Extract START
Most employees in New Hampshire are “at-will” employees. That means that you do not have an employment contract with a specified term that contains standards for termination or layoff (not just an offer letter that states your hire date and compensation), a collective bargaining agreement that sets forth standards for termination or layoff, or a statute that specifies legal requirements for your termination or layoff.
Generally, at-will employees may be terminated with or without cause or notice. However, there are some legal protections.
For example, it is unlawful to terminate an at-will employee for either doing something that public policy would support or refusing to do something that public policy would condemn. This is called wrongful termination. By way of example, if an employer asked you to prepare false financial reports about the company to use for the employer to get financing, and you refused to do that, and the employer terminated you for that refusal, you might have a wrongful termination claim.
As another example, if you worked as an employee in a medical facility or hospital, and made a complaint to the employer about an issue that you thought posed a risk to the safety of patients at the employer, and you were terminated as a result of that complaint, you might have a wrongful termination claim.
The Whistleblower Protection Act
If you are terminated for reporting or refusing to do something that you reasonably believe is illegal, you may also have a claim under New Hampshire’s Whistleblower Protection Act, RSA 275-E. In New Hampshire, you have three years to bring a claim for wrongful termination or violation of the whistleblower protection act.
Extract END
Raw data START
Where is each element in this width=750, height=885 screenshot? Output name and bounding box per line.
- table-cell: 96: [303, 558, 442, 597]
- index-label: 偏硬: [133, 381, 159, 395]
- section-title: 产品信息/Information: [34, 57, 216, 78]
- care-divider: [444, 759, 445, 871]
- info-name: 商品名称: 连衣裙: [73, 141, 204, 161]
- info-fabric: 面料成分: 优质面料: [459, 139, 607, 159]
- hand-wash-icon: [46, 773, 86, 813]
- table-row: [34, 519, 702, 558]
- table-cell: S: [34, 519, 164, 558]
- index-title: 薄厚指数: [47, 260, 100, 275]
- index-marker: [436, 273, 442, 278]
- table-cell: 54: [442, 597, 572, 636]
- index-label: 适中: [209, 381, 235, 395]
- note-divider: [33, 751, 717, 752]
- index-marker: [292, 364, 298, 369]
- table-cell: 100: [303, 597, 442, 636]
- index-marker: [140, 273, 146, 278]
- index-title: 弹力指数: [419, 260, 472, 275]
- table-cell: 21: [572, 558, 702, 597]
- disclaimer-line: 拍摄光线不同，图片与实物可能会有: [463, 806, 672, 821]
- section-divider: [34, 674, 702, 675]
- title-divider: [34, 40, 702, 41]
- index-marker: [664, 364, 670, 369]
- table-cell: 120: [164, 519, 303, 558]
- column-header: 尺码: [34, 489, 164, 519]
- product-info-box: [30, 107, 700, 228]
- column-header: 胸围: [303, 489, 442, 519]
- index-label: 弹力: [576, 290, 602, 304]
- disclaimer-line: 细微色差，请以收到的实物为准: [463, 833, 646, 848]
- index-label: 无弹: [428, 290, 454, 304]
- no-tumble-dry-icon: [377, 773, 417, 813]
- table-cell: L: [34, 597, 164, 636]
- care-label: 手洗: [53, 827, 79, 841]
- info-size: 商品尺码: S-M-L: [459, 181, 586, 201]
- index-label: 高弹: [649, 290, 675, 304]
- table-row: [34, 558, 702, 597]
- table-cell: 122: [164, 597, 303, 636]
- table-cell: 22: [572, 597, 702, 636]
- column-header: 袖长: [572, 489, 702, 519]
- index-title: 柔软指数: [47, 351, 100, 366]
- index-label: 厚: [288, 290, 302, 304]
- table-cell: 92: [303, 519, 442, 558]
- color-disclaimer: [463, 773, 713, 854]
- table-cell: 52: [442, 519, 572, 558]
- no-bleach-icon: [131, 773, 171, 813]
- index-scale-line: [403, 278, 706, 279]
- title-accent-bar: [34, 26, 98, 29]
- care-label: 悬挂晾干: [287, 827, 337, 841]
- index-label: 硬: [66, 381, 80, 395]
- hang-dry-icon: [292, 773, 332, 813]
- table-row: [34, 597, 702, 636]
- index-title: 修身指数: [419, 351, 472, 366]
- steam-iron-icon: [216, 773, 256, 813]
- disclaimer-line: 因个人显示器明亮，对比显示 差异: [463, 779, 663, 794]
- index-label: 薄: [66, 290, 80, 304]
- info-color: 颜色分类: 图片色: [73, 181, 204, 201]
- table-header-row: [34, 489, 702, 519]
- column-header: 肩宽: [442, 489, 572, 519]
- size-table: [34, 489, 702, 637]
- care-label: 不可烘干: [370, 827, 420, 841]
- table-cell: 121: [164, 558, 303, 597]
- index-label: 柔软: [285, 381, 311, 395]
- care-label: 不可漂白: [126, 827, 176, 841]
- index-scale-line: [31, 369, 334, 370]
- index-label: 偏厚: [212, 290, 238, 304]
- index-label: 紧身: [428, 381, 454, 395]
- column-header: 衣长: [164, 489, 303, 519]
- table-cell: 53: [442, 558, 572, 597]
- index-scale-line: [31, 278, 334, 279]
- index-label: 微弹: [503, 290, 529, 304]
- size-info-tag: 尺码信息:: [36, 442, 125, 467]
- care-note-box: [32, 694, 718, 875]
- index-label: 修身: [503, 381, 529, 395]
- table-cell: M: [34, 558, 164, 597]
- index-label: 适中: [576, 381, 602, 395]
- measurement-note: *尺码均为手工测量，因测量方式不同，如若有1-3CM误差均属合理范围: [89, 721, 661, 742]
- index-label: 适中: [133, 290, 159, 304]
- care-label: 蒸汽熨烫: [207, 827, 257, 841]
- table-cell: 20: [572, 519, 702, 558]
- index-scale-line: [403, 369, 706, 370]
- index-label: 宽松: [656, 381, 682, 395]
Raw data END
Activity list >>
(a) Reproduce the passage of the at-will employment text starting with "For example, it" and going on through "refusal, you might have a wrongful termination claim.".
(b) Carry on the at-will employment text from its final sentence.

Responses by task >>
(a)
For example, it is unlawful to terminate an at-will employee for either doing something that public policy would support or refusing to do something that public policy would condemn. This is called wrongful termination. By way of example, if an employer asked you to prepare false financial reports about the company to use for the employer to get financing, and you refused to do that, and the employer terminated you for that refusal, you might have a wrongful termination claim.

(b)
In addition, at-will employees cannot be terminated by an employer with at least six employees because of their age, sex (including pregnancy), race, color, national origin, religious creed, sexual orientation, marital status, veteran status, or mental or physical disability. You also cannot be terminated in retaliation for raising concerns about discrimination based upon those categories or requesting reasonable accommodation of a disability. Depending on the number of employees the employer has, those claims may fall under RSA 354-A and federal laws. You may only have 180 days to bring this type of claim.
Finally, depending on the number of employees that that the employer has, at-will employees cannot be terminated for taking time off for pregnancy, childbirth, related medical conditions, for Family and Medical Leave Act (FMLA) leave, for military leave, or in retaliation for raising concerns about discrimination based upon the use of this type of time out. You may only have 180 days to bring this type of claim under RSA 354-A (for pregnancy, childbirth, and related condition leaves) and two to three years under the FMLA.
If you think you might have one of these claims, you should speak with a knowledgeable employment attorney.